** start WORKING DATA **
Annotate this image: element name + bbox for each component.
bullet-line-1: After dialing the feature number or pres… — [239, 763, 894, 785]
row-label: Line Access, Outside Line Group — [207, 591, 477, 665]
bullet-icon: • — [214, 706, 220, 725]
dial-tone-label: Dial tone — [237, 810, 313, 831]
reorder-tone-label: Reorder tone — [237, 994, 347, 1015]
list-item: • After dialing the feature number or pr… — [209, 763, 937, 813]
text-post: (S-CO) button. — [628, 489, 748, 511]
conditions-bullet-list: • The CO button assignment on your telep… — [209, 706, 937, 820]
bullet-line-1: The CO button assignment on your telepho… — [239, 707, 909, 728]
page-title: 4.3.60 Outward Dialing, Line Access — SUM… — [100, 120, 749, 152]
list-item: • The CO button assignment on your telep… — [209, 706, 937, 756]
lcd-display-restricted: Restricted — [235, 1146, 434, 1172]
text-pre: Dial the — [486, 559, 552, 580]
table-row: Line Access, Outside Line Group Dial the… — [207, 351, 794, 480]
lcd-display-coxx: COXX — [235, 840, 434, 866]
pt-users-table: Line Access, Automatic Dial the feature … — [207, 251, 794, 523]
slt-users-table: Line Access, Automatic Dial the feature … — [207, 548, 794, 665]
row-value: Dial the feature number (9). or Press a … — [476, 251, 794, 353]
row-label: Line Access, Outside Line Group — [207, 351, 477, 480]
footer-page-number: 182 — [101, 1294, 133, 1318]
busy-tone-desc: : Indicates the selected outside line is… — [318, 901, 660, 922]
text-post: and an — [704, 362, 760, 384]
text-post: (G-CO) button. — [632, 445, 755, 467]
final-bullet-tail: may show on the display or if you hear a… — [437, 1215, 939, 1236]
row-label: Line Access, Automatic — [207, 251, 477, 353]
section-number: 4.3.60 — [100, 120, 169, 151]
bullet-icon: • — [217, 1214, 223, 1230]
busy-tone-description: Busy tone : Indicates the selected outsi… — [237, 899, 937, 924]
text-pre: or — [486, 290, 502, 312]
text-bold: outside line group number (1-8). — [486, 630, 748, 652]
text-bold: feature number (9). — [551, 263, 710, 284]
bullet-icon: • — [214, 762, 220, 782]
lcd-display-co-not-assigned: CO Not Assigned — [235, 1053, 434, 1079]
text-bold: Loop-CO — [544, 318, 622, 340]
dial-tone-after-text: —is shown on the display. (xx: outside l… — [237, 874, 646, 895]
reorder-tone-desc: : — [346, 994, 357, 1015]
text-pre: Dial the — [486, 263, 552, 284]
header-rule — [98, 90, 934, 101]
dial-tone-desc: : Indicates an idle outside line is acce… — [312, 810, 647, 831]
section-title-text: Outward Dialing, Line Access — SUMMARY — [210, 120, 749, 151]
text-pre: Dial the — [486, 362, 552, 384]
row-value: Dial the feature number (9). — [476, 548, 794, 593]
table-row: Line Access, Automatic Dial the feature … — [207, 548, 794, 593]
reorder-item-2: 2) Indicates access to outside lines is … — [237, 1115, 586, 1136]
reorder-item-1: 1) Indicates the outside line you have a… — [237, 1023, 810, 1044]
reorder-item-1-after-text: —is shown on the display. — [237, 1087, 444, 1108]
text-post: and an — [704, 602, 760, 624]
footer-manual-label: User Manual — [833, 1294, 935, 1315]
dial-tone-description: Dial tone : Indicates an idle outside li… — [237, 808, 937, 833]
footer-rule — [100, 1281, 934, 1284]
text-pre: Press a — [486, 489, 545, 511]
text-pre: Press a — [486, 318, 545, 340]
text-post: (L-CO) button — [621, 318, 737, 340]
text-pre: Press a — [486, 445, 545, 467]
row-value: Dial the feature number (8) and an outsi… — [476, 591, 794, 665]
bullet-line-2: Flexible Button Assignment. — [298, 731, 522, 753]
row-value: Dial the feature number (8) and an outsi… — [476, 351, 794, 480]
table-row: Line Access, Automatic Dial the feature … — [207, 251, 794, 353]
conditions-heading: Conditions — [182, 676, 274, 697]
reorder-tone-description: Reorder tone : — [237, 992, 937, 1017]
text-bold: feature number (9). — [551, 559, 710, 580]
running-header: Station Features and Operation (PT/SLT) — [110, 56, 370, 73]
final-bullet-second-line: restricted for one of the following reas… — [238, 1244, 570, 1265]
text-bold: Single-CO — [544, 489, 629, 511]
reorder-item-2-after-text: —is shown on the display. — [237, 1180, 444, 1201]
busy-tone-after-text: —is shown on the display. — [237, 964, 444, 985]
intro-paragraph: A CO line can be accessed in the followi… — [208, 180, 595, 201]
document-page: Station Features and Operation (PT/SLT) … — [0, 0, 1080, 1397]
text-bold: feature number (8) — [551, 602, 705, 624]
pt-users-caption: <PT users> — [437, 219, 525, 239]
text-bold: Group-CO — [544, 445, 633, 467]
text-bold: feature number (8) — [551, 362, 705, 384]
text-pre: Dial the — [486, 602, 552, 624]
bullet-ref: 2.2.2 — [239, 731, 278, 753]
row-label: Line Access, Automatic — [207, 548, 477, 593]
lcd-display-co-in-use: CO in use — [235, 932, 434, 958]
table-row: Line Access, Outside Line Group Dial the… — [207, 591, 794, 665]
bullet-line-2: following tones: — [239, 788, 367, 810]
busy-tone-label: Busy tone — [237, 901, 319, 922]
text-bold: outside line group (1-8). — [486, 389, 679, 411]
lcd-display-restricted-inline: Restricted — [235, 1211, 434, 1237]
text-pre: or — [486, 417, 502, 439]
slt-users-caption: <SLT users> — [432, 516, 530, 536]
** end WORKING DATA **
* **WRITTEN INSTRUCTION**
Copy out every line of the material above verbatim, changing nothing.

* **FULL RESPONSE**
Annotate this image: element name + bbox for each component.
bullet-line-1: After dialing the feature number or pres… — [239, 763, 894, 785]
row-label: Line Access, Outside Line Group — [207, 591, 477, 665]
bullet-icon: • — [214, 706, 220, 725]
dial-tone-label: Dial tone — [237, 810, 313, 831]
reorder-tone-label: Reorder tone — [237, 994, 347, 1015]
list-item: • After dialing the feature number or pr… — [209, 763, 937, 813]
text-post: (S-CO) button. — [628, 489, 748, 511]
conditions-bullet-list: • The CO button assignment on your telep… — [209, 706, 937, 820]
bullet-line-1: The CO button assignment on your telepho… — [239, 707, 909, 728]
page-title: 4.3.60 Outward Dialing, Line Access — SUM… — [100, 120, 749, 152]
list-item: • The CO button assignment on your telep… — [209, 706, 937, 756]
lcd-display-restricted: Restricted — [235, 1146, 434, 1172]
text-pre: Dial the — [486, 559, 552, 580]
table-row: Line Access, Outside Line Group Dial the… — [207, 351, 794, 480]
lcd-display-coxx: COXX — [235, 840, 434, 866]
pt-users-table: Line Access, Automatic Dial the feature … — [207, 251, 794, 523]
slt-users-table: Line Access, Automatic Dial the feature … — [207, 548, 794, 665]
row-value: Dial the feature number (9). or Press a … — [476, 251, 794, 353]
row-label: Line Access, Outside Line Group — [207, 351, 477, 480]
footer-page-number: 182 — [101, 1294, 133, 1318]
busy-tone-desc: : Indicates the selected outside line is… — [318, 901, 660, 922]
text-post: and an — [704, 362, 760, 384]
text-post: (G-CO) button. — [632, 445, 755, 467]
final-bullet-tail: may show on the display or if you hear a… — [437, 1215, 939, 1236]
row-label: Line Access, Automatic — [207, 251, 477, 353]
section-number: 4.3.60 — [100, 120, 169, 151]
bullet-icon: • — [217, 1214, 223, 1230]
busy-tone-description: Busy tone : Indicates the selected outsi… — [237, 899, 937, 924]
text-pre: or — [486, 290, 502, 312]
text-bold: outside line group number (1-8). — [486, 630, 748, 652]
text-bold: feature number (9). — [551, 263, 710, 284]
bullet-icon: • — [214, 762, 220, 782]
lcd-display-co-not-assigned: CO Not Assigned — [235, 1053, 434, 1079]
text-bold: Loop-CO — [544, 318, 622, 340]
dial-tone-after-text: —is shown on the display. (xx: outside l… — [237, 874, 646, 895]
reorder-tone-desc: : — [346, 994, 357, 1015]
text-pre: Dial the — [486, 263, 552, 284]
header-rule — [98, 90, 934, 101]
dial-tone-desc: : Indicates an idle outside line is acce… — [312, 810, 647, 831]
section-title-text: Outward Dialing, Line Access — SUMMARY — [210, 120, 749, 151]
text-pre: Dial the — [486, 362, 552, 384]
row-value: Dial the feature number (9). — [476, 548, 794, 593]
table-row: Line Access, Automatic Dial the feature … — [207, 548, 794, 593]
reorder-item-2: 2) Indicates access to outside lines is … — [237, 1115, 586, 1136]
reorder-item-1: 1) Indicates the outside line you have a… — [237, 1023, 810, 1044]
reorder-item-1-after-text: —is shown on the display. — [237, 1087, 444, 1108]
text-post: and an — [704, 602, 760, 624]
footer-manual-label: User Manual — [833, 1294, 935, 1315]
dial-tone-description: Dial tone : Indicates an idle outside li… — [237, 808, 937, 833]
footer-rule — [100, 1281, 934, 1284]
text-pre: Press a — [486, 489, 545, 511]
text-pre: Press a — [486, 318, 545, 340]
text-post: (L-CO) button — [621, 318, 737, 340]
text-pre: Press a — [486, 445, 545, 467]
row-value: Dial the feature number (8) and an outsi… — [476, 591, 794, 665]
bullet-line-2: Flexible Button Assignment. — [298, 731, 522, 753]
row-value: Dial the feature number (8) and an outsi… — [476, 351, 794, 480]
table-row: Line Access, Automatic Dial the feature … — [207, 251, 794, 353]
conditions-heading: Conditions — [182, 676, 274, 697]
reorder-tone-description: Reorder tone : — [237, 992, 937, 1017]
text-bold: feature number (9). — [551, 559, 710, 580]
running-header: Station Features and Operation (PT/SLT) — [110, 56, 370, 73]
final-bullet-second-line: restricted for one of the following reas… — [238, 1244, 570, 1265]
text-bold: Single-CO — [544, 489, 629, 511]
reorder-item-2-after-text: —is shown on the display. — [237, 1180, 444, 1201]
busy-tone-after-text: —is shown on the display. — [237, 964, 444, 985]
intro-paragraph: A CO line can be accessed in the followi… — [208, 180, 595, 201]
document-page: Station Features and Operation (PT/SLT) … — [0, 0, 1080, 1397]
text-bold: feature number (8) — [551, 602, 705, 624]
pt-users-caption: <PT users> — [437, 219, 525, 239]
text-bold: Group-CO — [544, 445, 633, 467]
text-bold: feature number (8) — [551, 362, 705, 384]
text-pre: Dial the — [486, 602, 552, 624]
bullet-ref: 2.2.2 — [239, 731, 278, 753]
row-label: Line Access, Automatic — [207, 548, 477, 593]
lcd-display-co-in-use: CO in use — [235, 932, 434, 958]
table-row: Line Access, Outside Line Group Dial the… — [207, 591, 794, 665]
bullet-line-2: following tones: — [239, 788, 367, 810]
busy-tone-label: Busy tone — [237, 901, 319, 922]
text-bold: outside line group (1-8). — [486, 389, 679, 411]
lcd-display-restricted-inline: Restricted — [235, 1211, 434, 1237]
text-pre: or — [486, 417, 502, 439]
slt-users-caption: <SLT users> — [432, 516, 530, 536]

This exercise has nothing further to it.